Problem » Check each line of the material below for the string "Kilometers", then report how many lines have it, and nothing else.

########

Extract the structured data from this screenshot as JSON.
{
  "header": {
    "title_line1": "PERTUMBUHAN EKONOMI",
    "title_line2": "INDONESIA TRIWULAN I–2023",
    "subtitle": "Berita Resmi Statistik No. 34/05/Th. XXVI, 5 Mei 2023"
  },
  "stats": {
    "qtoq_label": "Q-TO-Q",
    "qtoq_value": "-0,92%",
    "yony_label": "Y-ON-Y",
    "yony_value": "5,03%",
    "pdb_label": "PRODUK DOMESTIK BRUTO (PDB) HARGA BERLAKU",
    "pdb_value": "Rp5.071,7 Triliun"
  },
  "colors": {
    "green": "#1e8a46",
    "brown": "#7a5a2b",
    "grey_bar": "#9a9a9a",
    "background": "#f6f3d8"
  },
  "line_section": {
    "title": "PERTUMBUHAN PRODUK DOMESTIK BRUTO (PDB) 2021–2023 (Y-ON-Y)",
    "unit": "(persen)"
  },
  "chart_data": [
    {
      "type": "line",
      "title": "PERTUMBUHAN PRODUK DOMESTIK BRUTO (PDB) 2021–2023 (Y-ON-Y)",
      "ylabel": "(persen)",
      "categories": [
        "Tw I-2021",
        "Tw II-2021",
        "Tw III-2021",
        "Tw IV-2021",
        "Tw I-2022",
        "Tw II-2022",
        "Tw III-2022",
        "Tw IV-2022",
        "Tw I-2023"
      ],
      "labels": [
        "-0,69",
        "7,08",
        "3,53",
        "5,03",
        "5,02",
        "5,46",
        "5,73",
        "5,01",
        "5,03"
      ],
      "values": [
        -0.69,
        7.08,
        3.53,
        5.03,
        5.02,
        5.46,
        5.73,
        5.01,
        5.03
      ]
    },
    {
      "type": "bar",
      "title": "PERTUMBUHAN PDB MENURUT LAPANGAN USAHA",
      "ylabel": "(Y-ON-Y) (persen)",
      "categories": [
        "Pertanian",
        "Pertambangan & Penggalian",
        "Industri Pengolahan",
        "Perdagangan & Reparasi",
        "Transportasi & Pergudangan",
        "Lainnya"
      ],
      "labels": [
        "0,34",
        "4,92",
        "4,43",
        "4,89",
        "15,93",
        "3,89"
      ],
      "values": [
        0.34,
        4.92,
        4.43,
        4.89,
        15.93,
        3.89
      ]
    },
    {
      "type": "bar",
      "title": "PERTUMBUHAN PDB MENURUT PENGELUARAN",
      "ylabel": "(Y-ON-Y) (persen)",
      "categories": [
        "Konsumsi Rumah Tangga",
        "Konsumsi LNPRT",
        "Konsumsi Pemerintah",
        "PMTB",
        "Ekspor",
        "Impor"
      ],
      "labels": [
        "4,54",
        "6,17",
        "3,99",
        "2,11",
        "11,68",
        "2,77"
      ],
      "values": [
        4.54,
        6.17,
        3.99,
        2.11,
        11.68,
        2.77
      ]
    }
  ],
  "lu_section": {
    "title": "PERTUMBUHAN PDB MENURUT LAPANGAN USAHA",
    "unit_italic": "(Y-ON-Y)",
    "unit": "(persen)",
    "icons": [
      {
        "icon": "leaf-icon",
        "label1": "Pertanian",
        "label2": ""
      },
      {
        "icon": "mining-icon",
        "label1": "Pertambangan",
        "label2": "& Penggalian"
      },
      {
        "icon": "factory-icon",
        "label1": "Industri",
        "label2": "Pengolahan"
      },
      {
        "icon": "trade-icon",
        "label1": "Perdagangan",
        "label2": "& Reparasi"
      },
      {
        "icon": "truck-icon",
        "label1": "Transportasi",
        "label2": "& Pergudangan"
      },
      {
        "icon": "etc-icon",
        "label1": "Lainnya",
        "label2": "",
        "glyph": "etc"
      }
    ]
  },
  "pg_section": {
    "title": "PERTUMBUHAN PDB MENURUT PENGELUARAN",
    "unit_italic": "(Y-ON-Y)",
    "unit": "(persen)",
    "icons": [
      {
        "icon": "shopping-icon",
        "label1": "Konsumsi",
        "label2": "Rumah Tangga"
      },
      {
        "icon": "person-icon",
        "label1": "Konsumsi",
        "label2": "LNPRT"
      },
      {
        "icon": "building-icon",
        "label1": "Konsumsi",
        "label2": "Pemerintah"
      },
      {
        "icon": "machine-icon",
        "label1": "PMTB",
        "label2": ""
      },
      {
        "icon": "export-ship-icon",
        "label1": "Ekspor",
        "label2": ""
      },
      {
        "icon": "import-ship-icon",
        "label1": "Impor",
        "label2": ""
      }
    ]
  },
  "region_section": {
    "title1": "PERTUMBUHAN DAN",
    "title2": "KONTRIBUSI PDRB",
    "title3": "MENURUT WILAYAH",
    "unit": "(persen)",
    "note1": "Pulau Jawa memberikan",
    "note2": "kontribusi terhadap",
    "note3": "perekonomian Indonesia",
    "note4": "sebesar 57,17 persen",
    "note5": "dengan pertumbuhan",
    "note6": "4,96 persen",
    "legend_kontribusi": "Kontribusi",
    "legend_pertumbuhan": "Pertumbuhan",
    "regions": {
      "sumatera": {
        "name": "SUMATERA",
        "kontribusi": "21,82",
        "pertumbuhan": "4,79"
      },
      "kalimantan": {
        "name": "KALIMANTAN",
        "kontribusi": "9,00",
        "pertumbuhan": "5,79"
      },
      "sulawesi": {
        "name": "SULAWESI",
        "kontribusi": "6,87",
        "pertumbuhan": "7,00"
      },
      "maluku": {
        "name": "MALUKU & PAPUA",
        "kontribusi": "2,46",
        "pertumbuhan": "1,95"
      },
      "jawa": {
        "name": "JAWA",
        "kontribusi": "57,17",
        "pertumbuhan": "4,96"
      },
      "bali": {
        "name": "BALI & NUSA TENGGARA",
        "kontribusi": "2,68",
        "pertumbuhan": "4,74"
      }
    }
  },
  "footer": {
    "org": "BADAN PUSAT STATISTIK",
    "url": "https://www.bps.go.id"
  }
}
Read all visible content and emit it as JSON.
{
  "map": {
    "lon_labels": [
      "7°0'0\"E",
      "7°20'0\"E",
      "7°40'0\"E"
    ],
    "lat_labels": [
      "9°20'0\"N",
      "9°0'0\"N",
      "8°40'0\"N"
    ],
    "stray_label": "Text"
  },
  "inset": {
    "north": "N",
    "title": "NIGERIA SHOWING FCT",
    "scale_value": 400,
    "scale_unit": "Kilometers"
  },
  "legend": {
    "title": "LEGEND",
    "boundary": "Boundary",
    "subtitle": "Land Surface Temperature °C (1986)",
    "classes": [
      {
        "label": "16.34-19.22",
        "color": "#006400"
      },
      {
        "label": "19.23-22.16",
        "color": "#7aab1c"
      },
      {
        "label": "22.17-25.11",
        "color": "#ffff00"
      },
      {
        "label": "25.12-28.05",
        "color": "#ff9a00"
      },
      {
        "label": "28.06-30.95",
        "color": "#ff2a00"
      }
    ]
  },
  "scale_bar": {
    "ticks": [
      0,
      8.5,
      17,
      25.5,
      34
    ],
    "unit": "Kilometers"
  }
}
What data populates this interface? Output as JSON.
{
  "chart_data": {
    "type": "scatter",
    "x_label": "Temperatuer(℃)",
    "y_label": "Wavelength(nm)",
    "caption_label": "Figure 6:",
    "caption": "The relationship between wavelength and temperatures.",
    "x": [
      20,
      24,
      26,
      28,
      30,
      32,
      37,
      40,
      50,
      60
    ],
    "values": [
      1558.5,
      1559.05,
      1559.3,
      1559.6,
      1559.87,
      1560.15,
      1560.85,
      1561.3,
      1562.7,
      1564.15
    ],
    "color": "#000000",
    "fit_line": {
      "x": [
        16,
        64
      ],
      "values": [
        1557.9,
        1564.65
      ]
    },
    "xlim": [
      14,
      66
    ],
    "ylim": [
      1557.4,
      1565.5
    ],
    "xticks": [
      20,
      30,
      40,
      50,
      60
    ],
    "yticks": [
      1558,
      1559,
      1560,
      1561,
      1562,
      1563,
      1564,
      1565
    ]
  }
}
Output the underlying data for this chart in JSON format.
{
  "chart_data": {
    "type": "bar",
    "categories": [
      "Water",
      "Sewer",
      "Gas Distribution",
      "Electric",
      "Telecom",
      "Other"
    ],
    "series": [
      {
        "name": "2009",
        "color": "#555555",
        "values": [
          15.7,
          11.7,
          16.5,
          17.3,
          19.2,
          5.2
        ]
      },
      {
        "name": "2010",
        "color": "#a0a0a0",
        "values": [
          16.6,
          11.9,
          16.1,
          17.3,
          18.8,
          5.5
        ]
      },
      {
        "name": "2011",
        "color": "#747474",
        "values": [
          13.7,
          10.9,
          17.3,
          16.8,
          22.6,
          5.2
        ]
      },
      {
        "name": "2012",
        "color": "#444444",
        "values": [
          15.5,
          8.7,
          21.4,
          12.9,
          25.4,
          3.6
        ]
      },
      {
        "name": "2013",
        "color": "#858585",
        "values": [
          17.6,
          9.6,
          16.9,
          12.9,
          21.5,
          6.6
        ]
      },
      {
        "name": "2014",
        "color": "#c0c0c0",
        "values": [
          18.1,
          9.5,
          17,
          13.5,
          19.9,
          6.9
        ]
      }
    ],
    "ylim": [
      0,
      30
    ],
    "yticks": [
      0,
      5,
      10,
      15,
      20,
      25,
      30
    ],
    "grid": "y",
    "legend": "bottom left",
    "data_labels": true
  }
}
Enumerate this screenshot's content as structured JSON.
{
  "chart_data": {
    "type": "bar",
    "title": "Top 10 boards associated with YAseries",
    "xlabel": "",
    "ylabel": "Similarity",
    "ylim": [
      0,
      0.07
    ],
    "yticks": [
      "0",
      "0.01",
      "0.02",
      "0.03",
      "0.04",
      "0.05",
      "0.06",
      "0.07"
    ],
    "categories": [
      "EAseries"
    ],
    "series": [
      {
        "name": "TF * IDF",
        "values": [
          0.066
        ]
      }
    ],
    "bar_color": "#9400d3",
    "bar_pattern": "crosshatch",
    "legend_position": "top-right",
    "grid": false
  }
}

########

Exercise output » 2